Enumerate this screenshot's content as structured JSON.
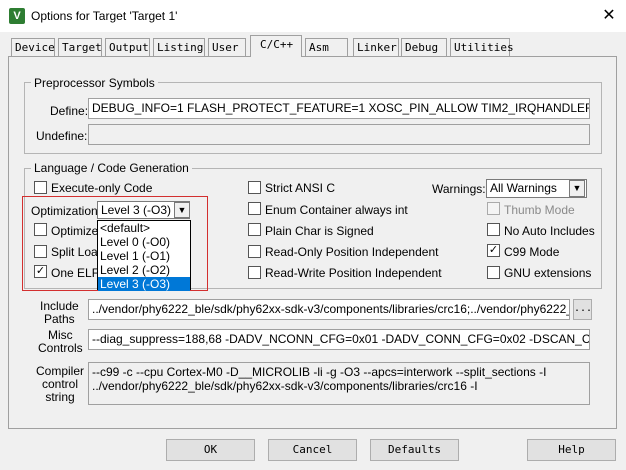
{
  "window": {
    "title": "Options for Target 'Target 1'"
  },
  "tabs": [
    "Device",
    "Target",
    "Output",
    "Listing",
    "User",
    "C/C++",
    "Asm",
    "Linker",
    "Debug",
    "Utilities"
  ],
  "preprocessor": {
    "group_title": "Preprocessor Symbols",
    "define_label": "Define:",
    "define_value": "DEBUG_INFO=1 FLASH_PROTECT_FEATURE=1 XOSC_PIN_ALLOW TIM2_IRQHANDLER1_ENABLI",
    "undefine_label": "Undefine:",
    "undefine_value": ""
  },
  "language": {
    "group_title": "Language / Code Generation",
    "execute_only": "Execute-only Code",
    "optimization_label": "Optimization:",
    "optimization_value": "Level 3 (-O3)",
    "optimize_for_time": "Optimize f",
    "split_load": "Split Load",
    "one_elf": "One ELF",
    "strict_ansi": "Strict ANSI C",
    "enum_container": "Enum Container always int",
    "plain_char": "Plain Char is Signed",
    "ro_pi": "Read-Only Position Independent",
    "rw_pi": "Read-Write Position Independent",
    "warnings_label": "Warnings:",
    "warnings_value": "All Warnings",
    "thumb_mode": "Thumb Mode",
    "no_auto_includes": "No Auto Includes",
    "c99_mode": "C99 Mode",
    "gnu_extensions": "GNU extensions",
    "dropdown_options": [
      "<default>",
      "Level 0 (-O0)",
      "Level 1 (-O1)",
      "Level 2 (-O2)",
      "Level 3 (-O3)"
    ]
  },
  "include": {
    "label": "Include\nPaths",
    "value": "../vendor/phy6222_ble/sdk/phy62xx-sdk-v3/components/libraries/crc16;../vendor/phy6222_ble/sdk",
    "browse": "..."
  },
  "misc": {
    "label": "Misc\nControls",
    "value": "--diag_suppress=188,68 -DADV_NCONN_CFG=0x01 -DADV_CONN_CFG=0x02 -DSCAN_CFG=0x04  -"
  },
  "compiler": {
    "label": "Compiler\ncontrol\nstring",
    "value": "--c99 -c --cpu Cortex-M0 -D__MICROLIB -li -g -O3 --apcs=interwork --split_sections -I\n../vendor/phy6222_ble/sdk/phy62xx-sdk-v3/components/libraries/crc16 -I"
  },
  "buttons": {
    "ok": "OK",
    "cancel": "Cancel",
    "defaults": "Defaults",
    "help": "Help"
  },
  "checks": {
    "one_elf": true,
    "c99_mode": true,
    "checkmark": "✓"
  }
}
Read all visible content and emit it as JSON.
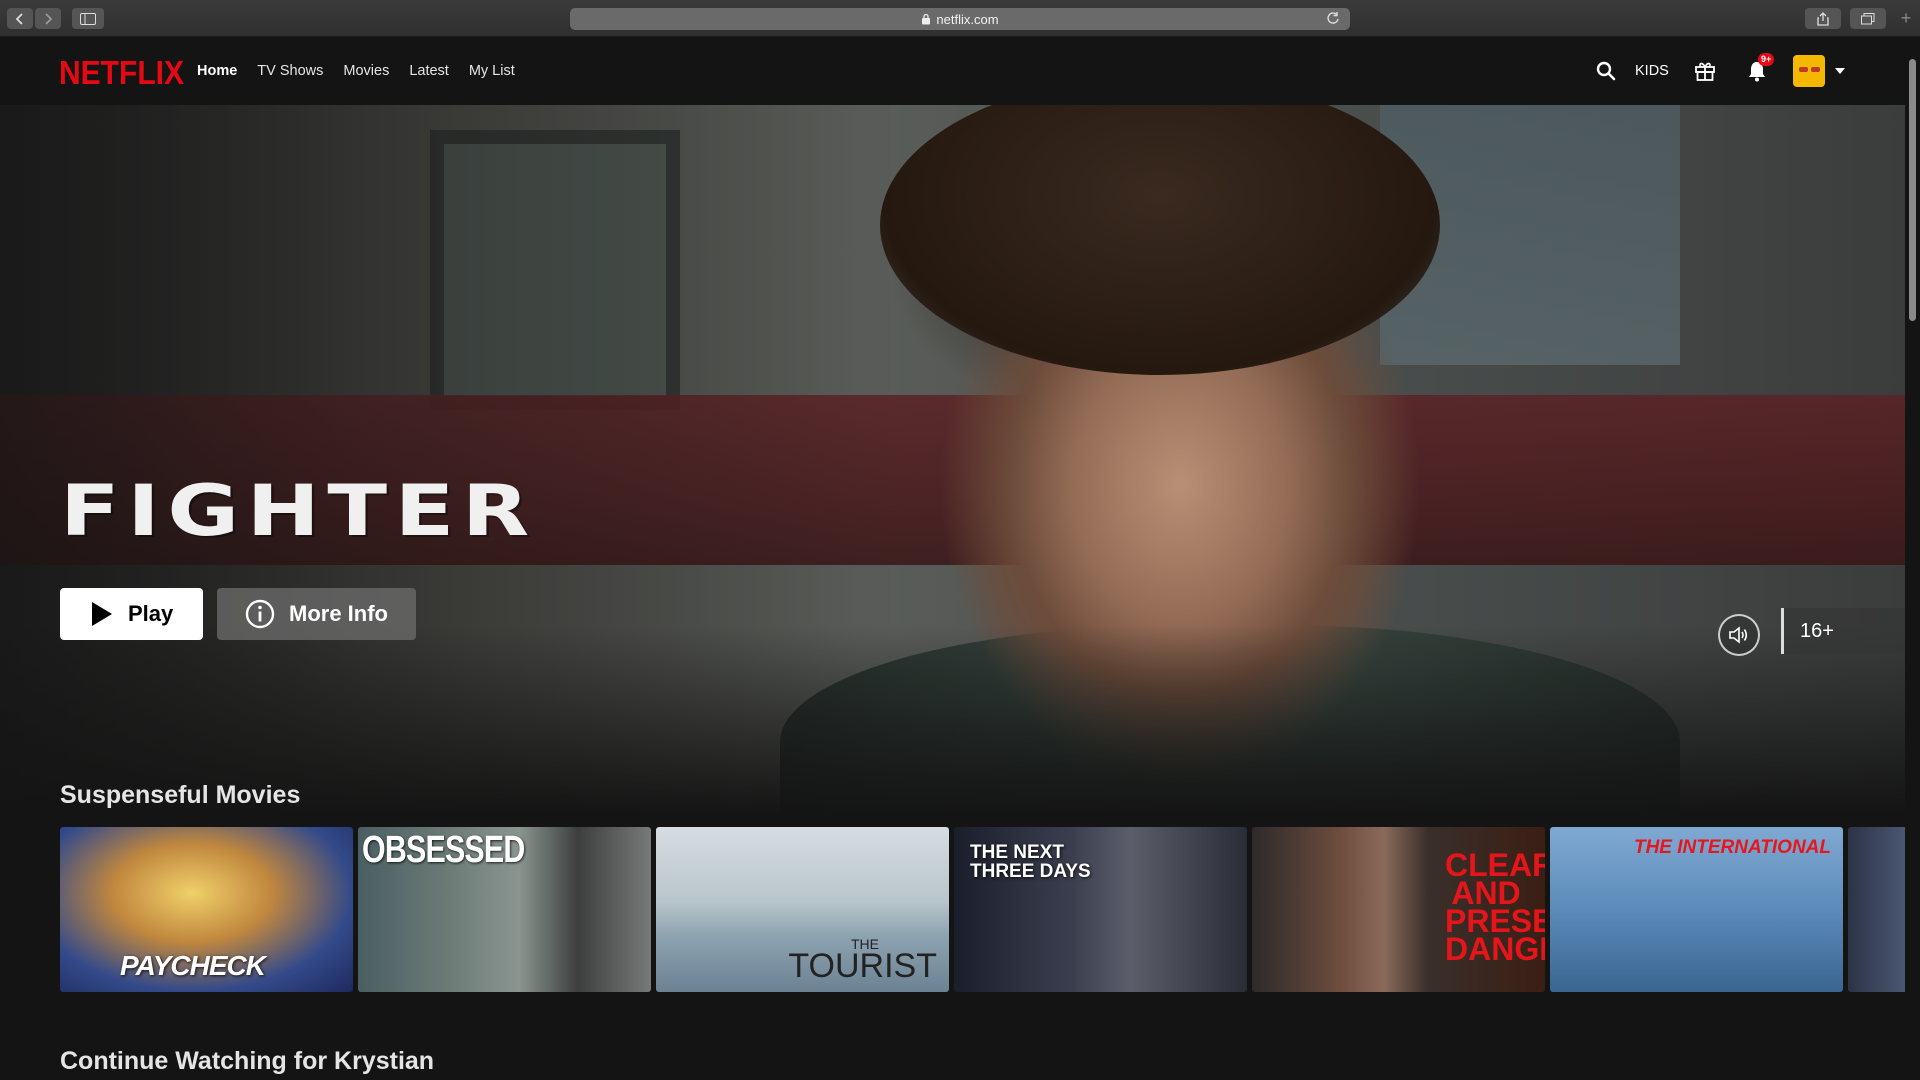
{
  "browser": {
    "url": "netflix.com"
  },
  "nav": {
    "logo": "NETFLIX",
    "items": [
      {
        "label": "Home",
        "active": true
      },
      {
        "label": "TV Shows",
        "active": false
      },
      {
        "label": "Movies",
        "active": false
      },
      {
        "label": "Latest",
        "active": false
      },
      {
        "label": "My List",
        "active": false
      }
    ],
    "kids_label": "KIDS",
    "notification_badge": "9+",
    "icons": [
      "search-icon",
      "gift-icon",
      "bell-icon",
      "avatar",
      "caret-down-icon"
    ]
  },
  "hero": {
    "title": "FIGHTER",
    "play_label": "Play",
    "more_info_label": "More Info",
    "maturity_rating": "16+"
  },
  "rows": [
    {
      "title": "Suspenseful Movies",
      "tiles": [
        {
          "title": "PAYCHECK"
        },
        {
          "title": "OBSESSED"
        },
        {
          "pre_title": "THE",
          "title": "TOURIST"
        },
        {
          "title": "THE NEXT THREE DAYS"
        },
        {
          "title": "CLEAR AND PRESENT DANGER"
        },
        {
          "title": "THE INTERNATIONAL"
        }
      ]
    },
    {
      "title": "Continue Watching for Krystian"
    }
  ],
  "colors": {
    "brand": "#e50914",
    "background": "#141414"
  }
}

Directions for this task:
Extract lines where the string "true" occurs.

Solution to this problem:
    "one_elf": true,
    "c99_mode": true,
        "active": true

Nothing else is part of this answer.